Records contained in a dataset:
.....
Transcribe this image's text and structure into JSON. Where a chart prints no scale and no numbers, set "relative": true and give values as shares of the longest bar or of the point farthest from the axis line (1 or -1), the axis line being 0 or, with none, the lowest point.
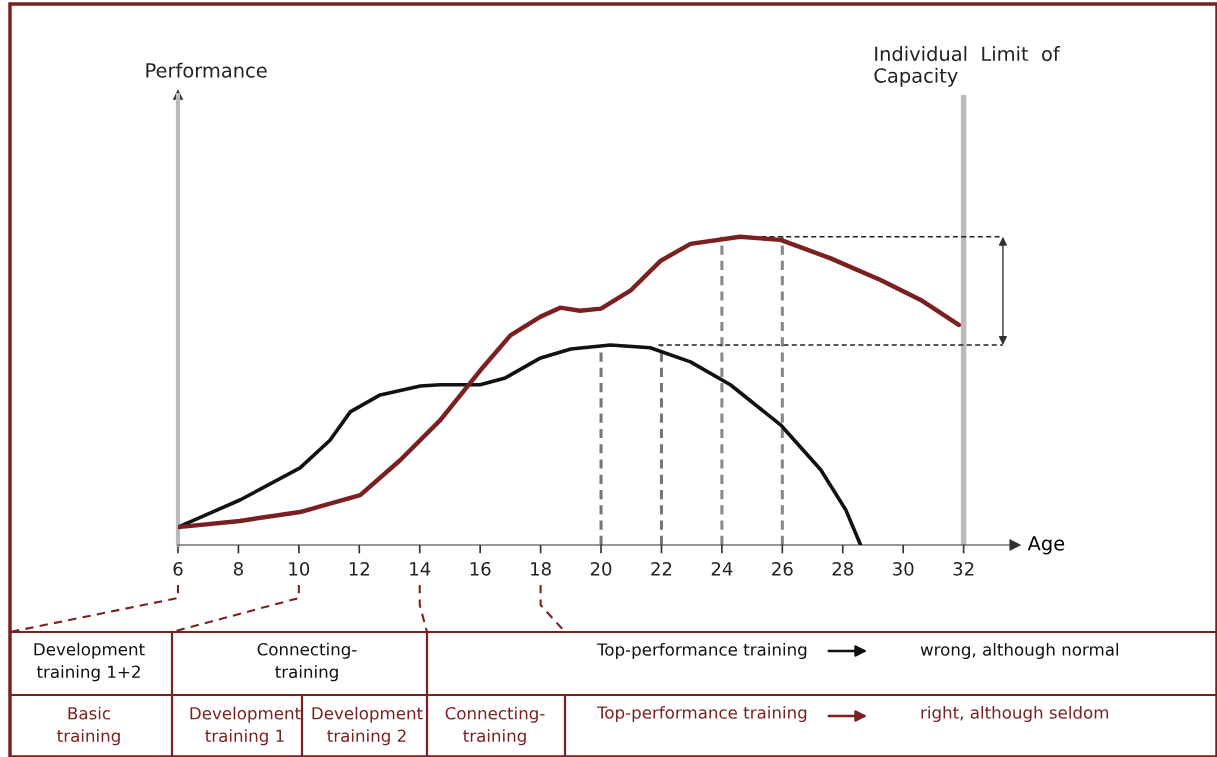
{
  "chart_data": {
    "type": "line",
    "relative": true,
    "xlabel": "Age",
    "x": [
      6,
      8.05,
      10.04,
      12.03,
      13.35,
      14.68,
      16.0,
      17.0,
      18.0,
      18.65,
      19.3,
      20.0,
      20.97,
      21.97,
      22.96,
      24.6,
      25.94,
      27.6,
      29.25,
      30.58,
      31.84
    ],
    "xlim": [
      6,
      33.7
    ],
    "xticks": [
      6,
      8,
      10,
      12,
      14,
      16,
      18,
      20,
      22,
      24,
      26,
      28,
      30,
      32
    ],
    "series": [
      {
        "color": "#111111",
        "x": [
          6,
          8.05,
          10.04,
          11.03,
          11.7,
          12.69,
          14.02,
          14.68,
          16.0,
          16.83,
          18.0,
          19.0,
          20.31,
          21.63,
          22.96,
          24.28,
          25.94,
          27.27,
          28.1,
          28.59
        ],
        "values": [
          0.058,
          0.146,
          0.25,
          0.34,
          0.432,
          0.487,
          0.516,
          0.52,
          0.52,
          0.542,
          0.607,
          0.636,
          0.649,
          0.64,
          0.594,
          0.52,
          0.39,
          0.244,
          0.114,
          0
        ]
      },
      {
        "color": "#7a2020",
        "values": [
          0.058,
          0.078,
          0.107,
          0.162,
          0.275,
          0.405,
          0.566,
          0.68,
          0.741,
          0.77,
          0.76,
          0.767,
          0.825,
          0.922,
          0.977,
          1.0,
          0.99,
          0.93,
          0.86,
          0.795,
          0.714
        ]
      },
      {
        "type": "line",
        "line_style": "dashed",
        "color": "#777777",
        "x": [
          20,
          20
        ],
        "values": [
          0,
          0.649
        ]
      },
      {
        "type": "line",
        "line_style": "dashed",
        "color": "#777777",
        "x": [
          22,
          22
        ],
        "values": [
          0,
          0.649
        ]
      },
      {
        "type": "line",
        "line_style": "dashed",
        "color": "#888888",
        "x": [
          24,
          24
        ],
        "values": [
          0,
          1.0
        ]
      },
      {
        "type": "line",
        "line_style": "dashed",
        "color": "#888888",
        "x": [
          26,
          26
        ],
        "values": [
          0,
          1.0
        ]
      },
      {
        "type": "line",
        "line_style": "dashed",
        "color": "#222222",
        "x": [
          21.9,
          33.3
        ],
        "values": [
          0.649,
          0.649
        ]
      },
      {
        "type": "line",
        "line_style": "dashed",
        "color": "#222222",
        "x": [
          25.3,
          33.3
        ],
        "values": [
          1.0,
          1.0
        ]
      }
    ],
    "ref_lines": [
      {
        "axis": "x",
        "value": 32,
        "label": "Individual  Limit  of\nCapacity",
        "color": "#bbbbbb"
      }
    ],
    "annotations": [
      "Development\ntraining 1+2",
      "Connecting-\ntraining",
      "Top-performance training",
      "wrong, although normal",
      "Basic\ntraining",
      "Development\ntraining 1",
      "Development\ntraining 2",
      "Connecting-\ntraining",
      "Top-performance training",
      "right, although seldom",
      "Performance"
    ]
  }
}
.....
_Stated exercise:_ Make an exact copy of the records above, with the pictures left out.

_Reply to the task:_
Transcribe this image's text and structure into JSON. Where a chart prints no scale and no numbers, set "relative": true and give values as shares of the longest bar or of the point farthest from the axis line (1 or -1), the axis line being 0 or, with none, the lowest point.
{
  "chart_data": {
    "type": "line",
    "relative": true,
    "xlabel": "Age",
    "x": [
      6,
      8.05,
      10.04,
      12.03,
      13.35,
      14.68,
      16.0,
      17.0,
      18.0,
      18.65,
      19.3,
      20.0,
      20.97,
      21.97,
      22.96,
      24.6,
      25.94,
      27.6,
      29.25,
      30.58,
      31.84
    ],
    "xlim": [
      6,
      33.7
    ],
    "xticks": [
      6,
      8,
      10,
      12,
      14,
      16,
      18,
      20,
      22,
      24,
      26,
      28,
      30,
      32
    ],
    "series": [
      {
        "color": "#111111",
        "x": [
          6,
          8.05,
          10.04,
          11.03,
          11.7,
          12.69,
          14.02,
          14.68,
          16.0,
          16.83,
          18.0,
          19.0,
          20.31,
          21.63,
          22.96,
          24.28,
          25.94,
          27.27,
          28.1,
          28.59
        ],
        "values": [
          0.058,
          0.146,
          0.25,
          0.34,
          0.432,
          0.487,
          0.516,
          0.52,
          0.52,
          0.542,
          0.607,
          0.636,
          0.649,
          0.64,
          0.594,
          0.52,
          0.39,
          0.244,
          0.114,
          0
        ]
      },
      {
        "color": "#7a2020",
        "values": [
          0.058,
          0.078,
          0.107,
          0.162,
          0.275,
          0.405,
          0.566,
          0.68,
          0.741,
          0.77,
          0.76,
          0.767,
          0.825,
          0.922,
          0.977,
          1.0,
          0.99,
          0.93,
          0.86,
          0.795,
          0.714
        ]
      },
      {
        "type": "line",
        "line_style": "dashed",
        "color": "#777777",
        "x": [
          20,
          20
        ],
        "values": [
          0,
          0.649
        ]
      },
      {
        "type": "line",
        "line_style": "dashed",
        "color": "#777777",
        "x": [
          22,
          22
        ],
        "values": [
          0,
          0.649
        ]
      },
      {
        "type": "line",
        "line_style": "dashed",
        "color": "#888888",
        "x": [
          24,
          24
        ],
        "values": [
          0,
          1.0
        ]
      },
      {
        "type": "line",
        "line_style": "dashed",
        "color": "#888888",
        "x": [
          26,
          26
        ],
        "values": [
          0,
          1.0
        ]
      },
      {
        "type": "line",
        "line_style": "dashed",
        "color": "#222222",
        "x": [
          21.9,
          33.3
        ],
        "values": [
          0.649,
          0.649
        ]
      },
      {
        "type": "line",
        "line_style": "dashed",
        "color": "#222222",
        "x": [
          25.3,
          33.3
        ],
        "values": [
          1.0,
          1.0
        ]
      }
    ],
    "ref_lines": [
      {
        "axis": "x",
        "value": 32,
        "label": "Individual  Limit  of\nCapacity",
        "color": "#bbbbbb"
      }
    ],
    "annotations": [
      "Development\ntraining 1+2",
      "Connecting-\ntraining",
      "Top-performance training",
      "wrong, although normal",
      "Basic\ntraining",
      "Development\ntraining 1",
      "Development\ntraining 2",
      "Connecting-\ntraining",
      "Top-performance training",
      "right, although seldom",
      "Performance"
    ]
  }
}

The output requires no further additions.